[Collected data entries]
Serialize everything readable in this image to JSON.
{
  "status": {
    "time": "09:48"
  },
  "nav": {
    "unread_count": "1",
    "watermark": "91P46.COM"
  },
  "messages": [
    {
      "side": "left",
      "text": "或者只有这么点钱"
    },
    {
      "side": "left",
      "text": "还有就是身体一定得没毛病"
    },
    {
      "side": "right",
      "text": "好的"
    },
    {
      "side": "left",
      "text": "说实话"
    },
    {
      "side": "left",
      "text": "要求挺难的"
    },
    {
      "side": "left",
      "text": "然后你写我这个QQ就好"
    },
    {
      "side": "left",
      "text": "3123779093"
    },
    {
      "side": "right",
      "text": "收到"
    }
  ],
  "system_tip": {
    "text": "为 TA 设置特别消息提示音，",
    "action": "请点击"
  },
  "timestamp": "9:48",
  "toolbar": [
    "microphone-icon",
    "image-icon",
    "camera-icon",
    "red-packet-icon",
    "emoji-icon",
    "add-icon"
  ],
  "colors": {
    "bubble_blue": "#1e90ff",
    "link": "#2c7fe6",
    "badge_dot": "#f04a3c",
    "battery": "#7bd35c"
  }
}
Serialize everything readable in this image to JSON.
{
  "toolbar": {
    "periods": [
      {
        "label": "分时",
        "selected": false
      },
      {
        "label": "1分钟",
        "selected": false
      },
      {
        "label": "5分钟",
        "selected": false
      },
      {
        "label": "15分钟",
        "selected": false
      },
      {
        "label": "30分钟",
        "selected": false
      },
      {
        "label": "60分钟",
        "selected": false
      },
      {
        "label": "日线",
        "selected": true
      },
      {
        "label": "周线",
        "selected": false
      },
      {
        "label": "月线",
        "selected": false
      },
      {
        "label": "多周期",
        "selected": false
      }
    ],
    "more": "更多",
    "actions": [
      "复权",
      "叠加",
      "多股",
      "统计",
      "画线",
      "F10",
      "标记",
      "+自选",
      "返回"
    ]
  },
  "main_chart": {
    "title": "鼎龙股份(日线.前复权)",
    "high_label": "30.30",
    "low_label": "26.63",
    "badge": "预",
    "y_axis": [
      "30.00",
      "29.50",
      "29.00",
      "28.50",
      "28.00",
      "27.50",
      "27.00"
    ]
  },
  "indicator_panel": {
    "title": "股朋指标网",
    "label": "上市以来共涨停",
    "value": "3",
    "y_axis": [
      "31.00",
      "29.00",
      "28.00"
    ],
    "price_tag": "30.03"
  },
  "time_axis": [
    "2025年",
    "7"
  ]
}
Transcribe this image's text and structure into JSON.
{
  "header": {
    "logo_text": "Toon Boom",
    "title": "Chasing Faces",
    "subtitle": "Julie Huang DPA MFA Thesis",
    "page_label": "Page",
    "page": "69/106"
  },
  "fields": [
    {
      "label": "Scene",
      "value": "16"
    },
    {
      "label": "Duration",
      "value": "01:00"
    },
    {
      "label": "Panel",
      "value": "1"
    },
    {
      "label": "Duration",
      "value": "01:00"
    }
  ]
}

What the exercise asks: Copy all the lines, exactly.

Reply:
Serialize everything readable in this image to JSON.
{
  "status": {
    "time": "09:48"
  },
  "nav": {
    "unread_count": "1",
    "watermark": "91P46.COM"
  },
  "messages": [
    {
      "side": "left",
      "text": "或者只有这么点钱"
    },
    {
      "side": "left",
      "text": "还有就是身体一定得没毛病"
    },
    {
      "side": "right",
      "text": "好的"
    },
    {
      "side": "left",
      "text": "说实话"
    },
    {
      "side": "left",
      "text": "要求挺难的"
    },
    {
      "side": "left",
      "text": "然后你写我这个QQ就好"
    },
    {
      "side": "left",
      "text": "3123779093"
    },
    {
      "side": "right",
      "text": "收到"
    }
  ],
  "system_tip": {
    "text": "为 TA 设置特别消息提示音，",
    "action": "请点击"
  },
  "timestamp": "9:48",
  "toolbar": [
    "microphone-icon",
    "image-icon",
    "camera-icon",
    "red-packet-icon",
    "emoji-icon",
    "add-icon"
  ],
  "colors": {
    "bubble_blue": "#1e90ff",
    "link": "#2c7fe6",
    "badge_dot": "#f04a3c",
    "battery": "#7bd35c"
  }
}
Serialize everything readable in this image to JSON.
{
  "toolbar": {
    "periods": [
      {
        "label": "分时",
        "selected": false
      },
      {
        "label": "1分钟",
        "selected": false
      },
      {
        "label": "5分钟",
        "selected": false
      },
      {
        "label": "15分钟",
        "selected": false
      },
      {
        "label": "30分钟",
        "selected": false
      },
      {
        "label": "60分钟",
        "selected": false
      },
      {
        "label": "日线",
        "selected": true
      },
      {
        "label": "周线",
        "selected": false
      },
      {
        "label": "月线",
        "selected": false
      },
      {
        "label": "多周期",
        "selected": false
      }
    ],
    "more": "更多",
    "actions": [
      "复权",
      "叠加",
      "多股",
      "统计",
      "画线",
      "F10",
      "标记",
      "+自选",
      "返回"
    ]
  },
  "main_chart": {
    "title": "鼎龙股份(日线.前复权)",
    "high_label": "30.30",
    "low_label": "26.63",
    "badge": "预",
    "y_axis": [
      "30.00",
      "29.50",
      "29.00",
      "28.50",
      "28.00",
      "27.50",
      "27.00"
    ]
  },
  "indicator_panel": {
    "title": "股朋指标网",
    "label": "上市以来共涨停",
    "value": "3",
    "y_axis": [
      "31.00",
      "29.00",
      "28.00"
    ],
    "price_tag": "30.03"
  },
  "time_axis": [
    "2025年",
    "7"
  ]
}
Transcribe this image's text and structure into JSON.
{
  "header": {
    "logo_text": "Toon Boom",
    "title": "Chasing Faces",
    "subtitle": "Julie Huang DPA MFA Thesis",
    "page_label": "Page",
    "page": "69/106"
  },
  "fields": [
    {
      "label": "Scene",
      "value": "16"
    },
    {
      "label": "Duration",
      "value": "01:00"
    },
    {
      "label": "Panel",
      "value": "1"
    },
    {
      "label": "Duration",
      "value": "01:00"
    }
  ]
}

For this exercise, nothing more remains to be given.